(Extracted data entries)
** begin **
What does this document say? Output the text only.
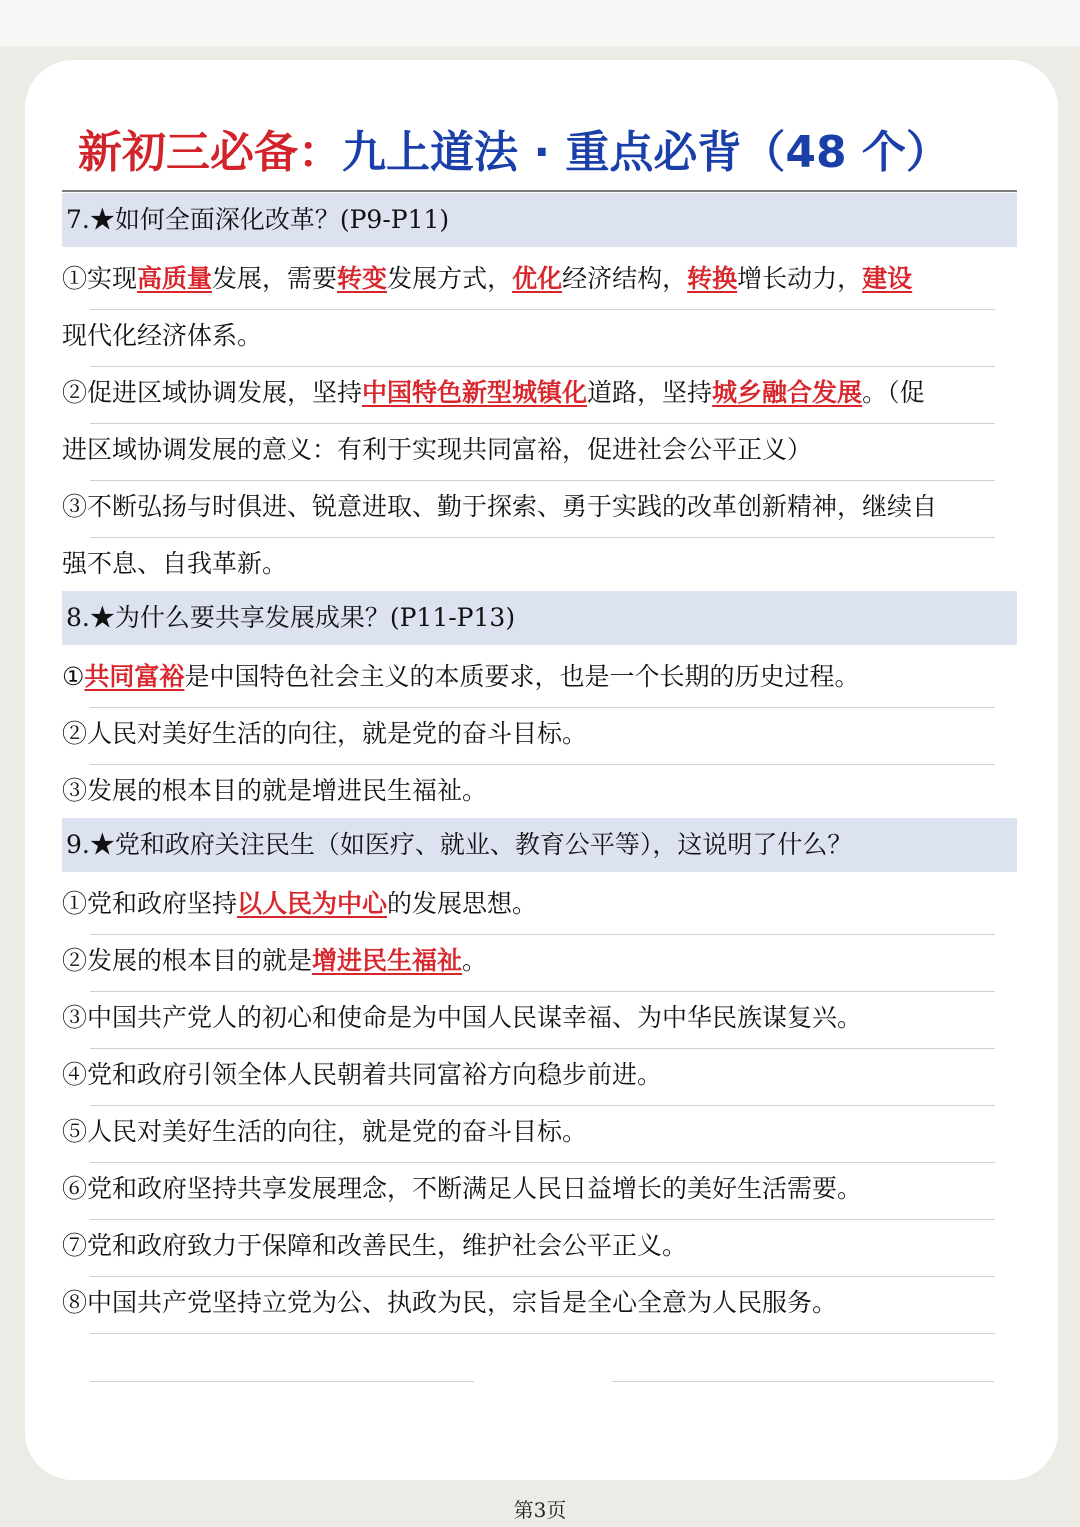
新初三必备：九上道法 · 重点必背（48 个）
7.★如何全面深化改革？(P9-P11)
①实现高质量发展，需要转变发展方式，优化经济结构，转换增长动力，建设
现代化经济体系。
②促进区域协调发展，坚持中国特色新型城镇化道路，坚持城乡融合发展。（促
进区域协调发展的意义：有利于实现共同富裕，促进社会公平正义）
③不断弘扬与时俱进、锐意进取、勤于探索、勇于实践的改革创新精神，继续自
强不息、自我革新。
8.★为什么要共享发展成果？(P11-P13)
①共同富裕是中国特色社会主义的本质要求，也是一个长期的历史过程。
②人民对美好生活的向往，就是党的奋斗目标。
③发展的根本目的就是增进民生福祉。
9.★党和政府关注民生（如医疗、就业、教育公平等），这说明了什么？
①党和政府坚持以人民为中心的发展思想。
②发展的根本目的就是增进民生福祉。
③中国共产党人的初心和使命是为中国人民谋幸福、为中华民族谋复兴。
④党和政府引领全体人民朝着共同富裕方向稳步前进。
⑤人民对美好生活的向往，就是党的奋斗目标。
⑥党和政府坚持共享发展理念，不断满足人民日益增长的美好生活需要。
⑦党和政府致力于保障和改善民生，维护社会公平正义。
⑧中国共产党坚持立党为公、执政为民，宗旨是全心全意为人民服务。
第3页
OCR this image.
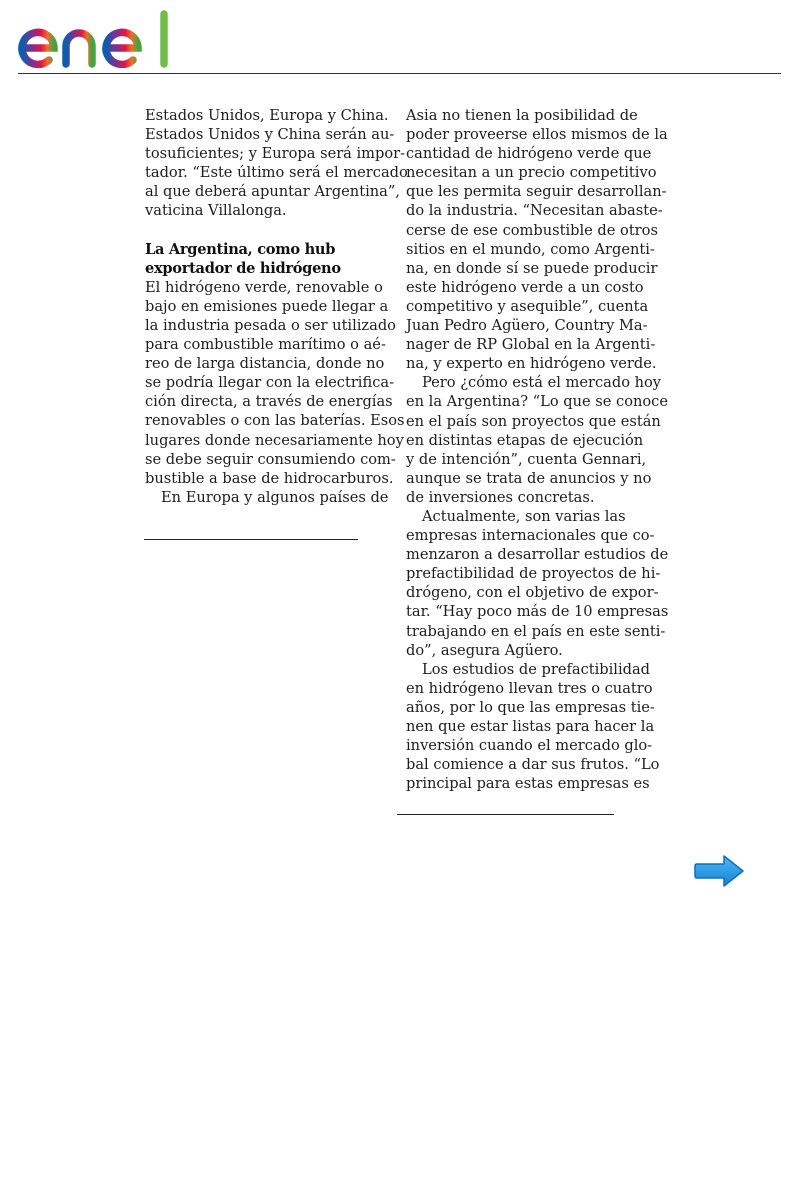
Estados Unidos, Europa y China.
Estados Unidos y China serán au-
tosuficientes; y Europa será impor-
tador. “Este último será el mercado
al que deberá apuntar Argentina”,
vaticina Villalonga.
La Argentina, como hub
exportador de hidrógeno
El hidrógeno verde, renovable o
bajo en emisiones puede llegar a
la industria pesada o ser utilizado
para combustible marítimo o aé-
reo de larga distancia, donde no
se podría llegar con la electrifica-
ción directa, a través de energías
renovables o con las baterías. Esos
lugares donde necesariamente hoy
se debe seguir consumiendo com-
bustible a base de hidrocarburos.
En Europa y algunos países de
Asia no tienen la posibilidad de
poder proveerse ellos mismos de la
cantidad de hidrógeno verde que
necesitan a un precio competitivo
que les permita seguir desarrollan-
do la industria. “Necesitan abaste-
cerse de ese combustible de otros
sitios en el mundo, como Argenti-
na, en donde sí se puede producir
este hidrógeno verde a un costo
competitivo y asequible”, cuenta
Juan Pedro Agüero, Country Ma-
nager de RP Global en la Argenti-
na, y experto en hidrógeno verde.
Pero ¿cómo está el mercado hoy
en la Argentina? “Lo que se conoce
en el país son proyectos que están
en distintas etapas de ejecución
y de intención”, cuenta Gennari,
aunque se trata de anuncios y no
de inversiones concretas.
Actualmente, son varias las
empresas internacionales que co-
menzaron a desarrollar estudios de
prefactibilidad de proyectos de hi-
drógeno, con el objetivo de expor-
tar. “Hay poco más de 10 empresas
trabajando en el país en este senti-
do”, asegura Agüero.
Los estudios de prefactibilidad
en hidrógeno llevan tres o cuatro
años, por lo que las empresas tie-
nen que estar listas para hacer la
inversión cuando el mercado glo-
bal comience a dar sus frutos. “Lo
principal para estas empresas es
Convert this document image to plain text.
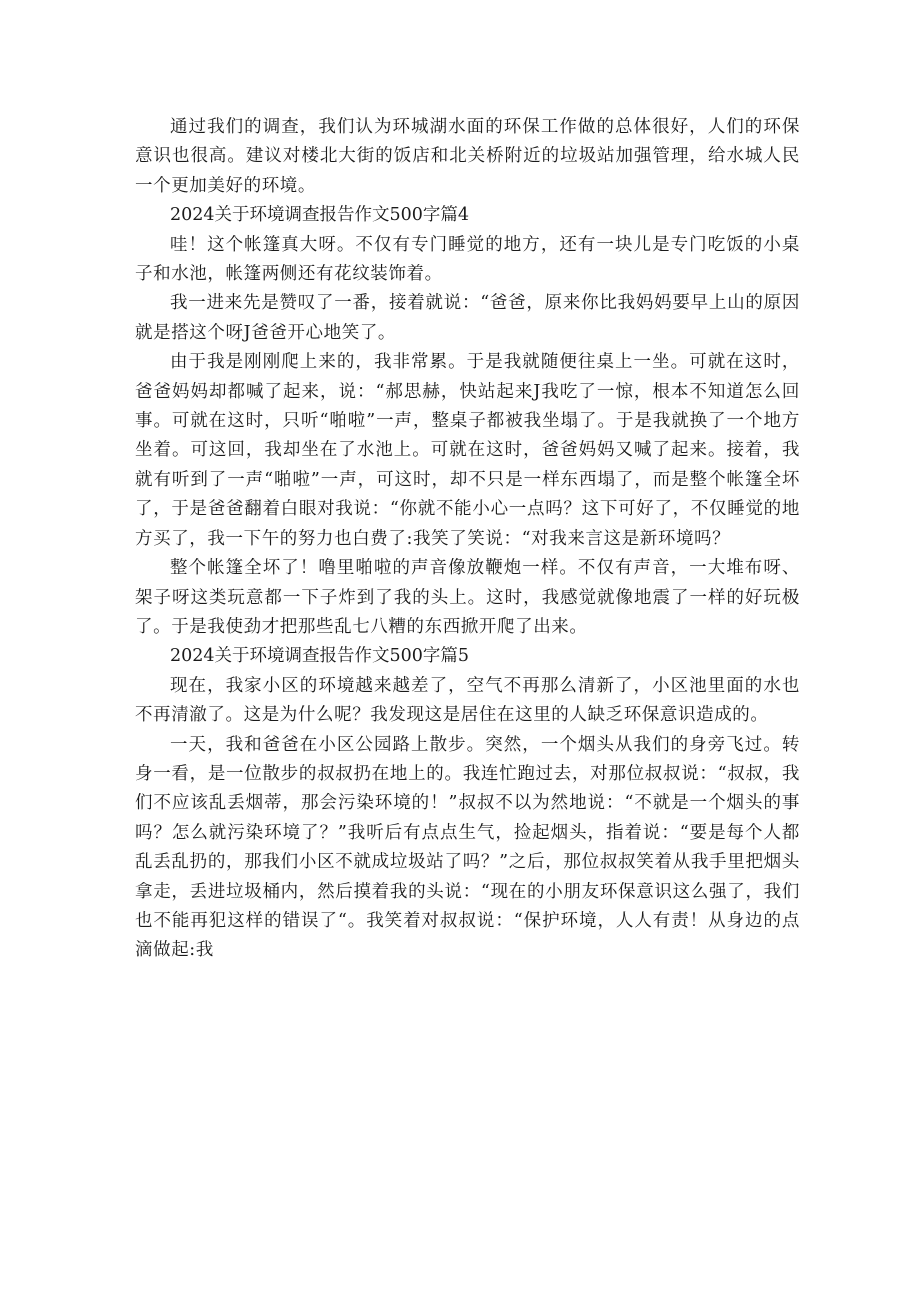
通过我们的调查，我们认为环城湖水面的环保工作做的总体很好，人们的环保意识也很高。建议对楼北大街的饭店和北关桥附近的垃圾站加强管理，给水城人民一个更加美好的环境。

2024关于环境调查报告作文500字篇4

哇！这个帐篷真大呀。不仅有专门睡觉的地方，还有一块儿是专门吃饭的小桌子和水池，帐篷两侧还有花纹装饰着。

我一进来先是赞叹了一番，接着就说：“爸爸，原来你比我妈妈要早上山的原因就是搭这个呀J爸爸开心地笑了。

由于我是刚刚爬上来的，我非常累。于是我就随便往桌上一坐。可就在这时，爸爸妈妈却都喊了起来，说：“郝思赫，快站起来J我吃了一惊，根本不知道怎么回事。可就在这时，只听“啪啦”一声，整桌子都被我坐塌了。于是我就换了一个地方坐着。可这回，我却坐在了水池上。可就在这时，爸爸妈妈又喊了起来。接着，我就有听到了一声“啪啦”一声，可这时，却不只是一样东西塌了，而是整个帐篷全坏了，于是爸爸翻着白眼对我说：“你就不能小心一点吗？这下可好了，不仅睡觉的地方买了，我一下午的努力也白费了:我笑了笑说：“对我来言这是新环境吗？

整个帐篷全坏了！噜里啪啦的声音像放鞭炮一样。不仅有声音，一大堆布呀、架子呀这类玩意都一下子炸到了我的头上。这时，我感觉就像地震了一样的好玩极了。于是我使劲才把那些乱七八糟的东西掀开爬了出来。

2024关于环境调查报告作文500字篇5

现在，我家小区的环境越来越差了，空气不再那么清新了，小区池里面的水也不再清澈了。这是为什么呢？我发现这是居住在这里的人缺乏环保意识造成的。

一天，我和爸爸在小区公园路上散步。突然，一个烟头从我们的身旁飞过。转身一看，是一位散步的叔叔扔在地上的。我连忙跑过去，对那位叔叔说：“叔叔，我们不应该乱丢烟蒂，那会污染环境的！”叔叔不以为然地说：“不就是一个烟头的事吗？怎么就污染环境了？”我听后有点点生气，捡起烟头，指着说：“要是每个人都乱丢乱扔的，那我们小区不就成垃圾站了吗？”之后，那位叔叔笑着从我手里把烟头拿走，丢进垃圾桶内，然后摸着我的头说：“现在的小朋友环保意识这么强了，我们也不能再犯这样的错误了“。我笑着对叔叔说：“保护环境，人人有责！从身边的点滴做起:我
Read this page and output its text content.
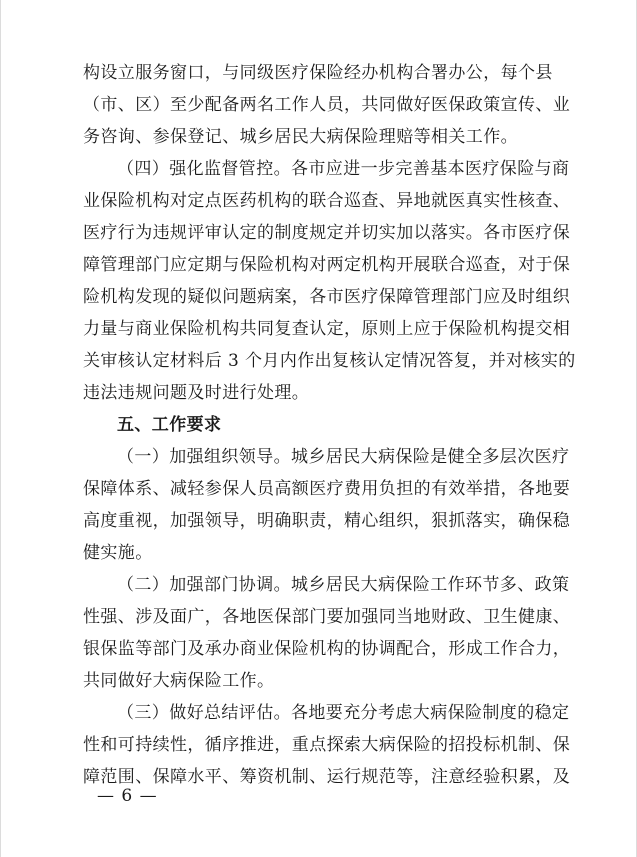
构设立服务窗口，与同级医疗保险经办机构合署办公，每个县
（市、区）至少配备两名工作人员，共同做好医保政策宣传、业
务咨询、参保登记、城乡居民大病保险理赔等相关工作。
（四）强化监督管控。各市应进一步完善基本医疗保险与商
业保险机构对定点医药机构的联合巡查、异地就医真实性核查、
医疗行为违规评审认定的制度规定并切实加以落实。各市医疗保
障管理部门应定期与保险机构对两定机构开展联合巡查，对于保
险机构发现的疑似问题病案，各市医疗保障管理部门应及时组织
力量与商业保险机构共同复查认定，原则上应于保险机构提交相
关审核认定材料后 3 个月内作出复核认定情况答复，并对核实的
违法违规问题及时进行处理。
五、工作要求
（一）加强组织领导。城乡居民大病保险是健全多层次医疗
保障体系、减轻参保人员高额医疗费用负担的有效举措，各地要
高度重视，加强领导，明确职责，精心组织，狠抓落实，确保稳
健实施。
（二）加强部门协调。城乡居民大病保险工作环节多、政策
性强、涉及面广，各地医保部门要加强同当地财政、卫生健康、
银保监等部门及承办商业保险机构的协调配合，形成工作合力，
共同做好大病保险工作。
（三）做好总结评估。各地要充分考虑大病保险制度的稳定
性和可持续性，循序推进，重点探索大病保险的招投标机制、保
障范围、保障水平、筹资机制、运行规范等，注意经验积累，及
— 6 —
** end **
» **Instructions to follow**: Your copy of the data above should match it exactly, except that pictures are left out.

» **The result**:
What does this document say? Output the text only.
新初三必备：九上道法 · 重点必背（48 个）
7.★如何全面深化改革？(P9-P11)
①实现高质量发展，需要转变发展方式，优化经济结构，转换增长动力，建设
现代化经济体系。
②促进区域协调发展，坚持中国特色新型城镇化道路，坚持城乡融合发展。（促
进区域协调发展的意义：有利于实现共同富裕，促进社会公平正义）
③不断弘扬与时俱进、锐意进取、勤于探索、勇于实践的改革创新精神，继续自
强不息、自我革新。
8.★为什么要共享发展成果？(P11-P13)
①共同富裕是中国特色社会主义的本质要求，也是一个长期的历史过程。
②人民对美好生活的向往，就是党的奋斗目标。
③发展的根本目的就是增进民生福祉。
9.★党和政府关注民生（如医疗、就业、教育公平等），这说明了什么？
①党和政府坚持以人民为中心的发展思想。
②发展的根本目的就是增进民生福祉。
③中国共产党人的初心和使命是为中国人民谋幸福、为中华民族谋复兴。
④党和政府引领全体人民朝着共同富裕方向稳步前进。
⑤人民对美好生活的向往，就是党的奋斗目标。
⑥党和政府坚持共享发展理念，不断满足人民日益增长的美好生活需要。
⑦党和政府致力于保障和改善民生，维护社会公平正义。
⑧中国共产党坚持立党为公、执政为民，宗旨是全心全意为人民服务。
第3页
OCR this image.
Estados Unidos, Europa y China.
Estados Unidos y China serán au-
tosuficientes; y Europa será impor-
tador. “Este último será el mercado
al que deberá apuntar Argentina”,
vaticina Villalonga.
La Argentina, como hub
exportador de hidrógeno
El hidrógeno verde, renovable o
bajo en emisiones puede llegar a
la industria pesada o ser utilizado
para combustible marítimo o aé-
reo de larga distancia, donde no
se podría llegar con la electrifica-
ción directa, a través de energías
renovables o con las baterías. Esos
lugares donde necesariamente hoy
se debe seguir consumiendo com-
bustible a base de hidrocarburos.
En Europa y algunos países de
Asia no tienen la posibilidad de
poder proveerse ellos mismos de la
cantidad de hidrógeno verde que
necesitan a un precio competitivo
que les permita seguir desarrollan-
do la industria. “Necesitan abaste-
cerse de ese combustible de otros
sitios en el mundo, como Argenti-
na, en donde sí se puede producir
este hidrógeno verde a un costo
competitivo y asequible”, cuenta
Juan Pedro Agüero, Country Ma-
nager de RP Global en la Argenti-
na, y experto en hidrógeno verde.
Pero ¿cómo está el mercado hoy
en la Argentina? “Lo que se conoce
en el país son proyectos que están
en distintas etapas de ejecución
y de intención”, cuenta Gennari,
aunque se trata de anuncios y no
de inversiones concretas.
Actualmente, son varias las
empresas internacionales que co-
menzaron a desarrollar estudios de
prefactibilidad de proyectos de hi-
drógeno, con el objetivo de expor-
tar. “Hay poco más de 10 empresas
trabajando en el país en este senti-
do”, asegura Agüero.
Los estudios de prefactibilidad
en hidrógeno llevan tres o cuatro
años, por lo que las empresas tie-
nen que estar listas para hacer la
inversión cuando el mercado glo-
bal comience a dar sus frutos. “Lo
principal para estas empresas es
Convert this document image to plain text.
通过我们的调查，我们认为环城湖水面的环保工作做的总体很好，人们的环保意识也很高。建议对楼北大街的饭店和北关桥附近的垃圾站加强管理，给水城人民一个更加美好的环境。

2024关于环境调查报告作文500字篇4

哇！这个帐篷真大呀。不仅有专门睡觉的地方，还有一块儿是专门吃饭的小桌子和水池，帐篷两侧还有花纹装饰着。

我一进来先是赞叹了一番，接着就说：“爸爸，原来你比我妈妈要早上山的原因就是搭这个呀J爸爸开心地笑了。

由于我是刚刚爬上来的，我非常累。于是我就随便往桌上一坐。可就在这时，爸爸妈妈却都喊了起来，说：“郝思赫，快站起来J我吃了一惊，根本不知道怎么回事。可就在这时，只听“啪啦”一声，整桌子都被我坐塌了。于是我就换了一个地方坐着。可这回，我却坐在了水池上。可就在这时，爸爸妈妈又喊了起来。接着，我就有听到了一声“啪啦”一声，可这时，却不只是一样东西塌了，而是整个帐篷全坏了，于是爸爸翻着白眼对我说：“你就不能小心一点吗？这下可好了，不仅睡觉的地方买了，我一下午的努力也白费了:我笑了笑说：“对我来言这是新环境吗？

整个帐篷全坏了！噜里啪啦的声音像放鞭炮一样。不仅有声音，一大堆布呀、架子呀这类玩意都一下子炸到了我的头上。这时，我感觉就像地震了一样的好玩极了。于是我使劲才把那些乱七八糟的东西掀开爬了出来。

2024关于环境调查报告作文500字篇5

现在，我家小区的环境越来越差了，空气不再那么清新了，小区池里面的水也不再清澈了。这是为什么呢？我发现这是居住在这里的人缺乏环保意识造成的。

一天，我和爸爸在小区公园路上散步。突然，一个烟头从我们的身旁飞过。转身一看，是一位散步的叔叔扔在地上的。我连忙跑过去，对那位叔叔说：“叔叔，我们不应该乱丢烟蒂，那会污染环境的！”叔叔不以为然地说：“不就是一个烟头的事吗？怎么就污染环境了？”我听后有点点生气，捡起烟头，指着说：“要是每个人都乱丢乱扔的，那我们小区不就成垃圾站了吗？”之后，那位叔叔笑着从我手里把烟头拿走，丢进垃圾桶内，然后摸着我的头说：“现在的小朋友环保意识这么强了，我们也不能再犯这样的错误了“。我笑着对叔叔说：“保护环境，人人有责！从身边的点滴做起:我
Read this page and output its text content.
构设立服务窗口，与同级医疗保险经办机构合署办公，每个县
（市、区）至少配备两名工作人员，共同做好医保政策宣传、业
务咨询、参保登记、城乡居民大病保险理赔等相关工作。
（四）强化监督管控。各市应进一步完善基本医疗保险与商
业保险机构对定点医药机构的联合巡查、异地就医真实性核查、
医疗行为违规评审认定的制度规定并切实加以落实。各市医疗保
障管理部门应定期与保险机构对两定机构开展联合巡查，对于保
险机构发现的疑似问题病案，各市医疗保障管理部门应及时组织
力量与商业保险机构共同复查认定，原则上应于保险机构提交相
关审核认定材料后 3 个月内作出复核认定情况答复，并对核实的
违法违规问题及时进行处理。
五、工作要求
（一）加强组织领导。城乡居民大病保险是健全多层次医疗
保障体系、减轻参保人员高额医疗费用负担的有效举措，各地要
高度重视，加强领导，明确职责，精心组织，狠抓落实，确保稳
健实施。
（二）加强部门协调。城乡居民大病保险工作环节多、政策
性强、涉及面广，各地医保部门要加强同当地财政、卫生健康、
银保监等部门及承办商业保险机构的协调配合，形成工作合力，
共同做好大病保险工作。
（三）做好总结评估。各地要充分考虑大病保险制度的稳定
性和可持续性，循序推进，重点探索大病保险的招投标机制、保
障范围、保障水平、筹资机制、运行规范等，注意经验积累，及
— 6 —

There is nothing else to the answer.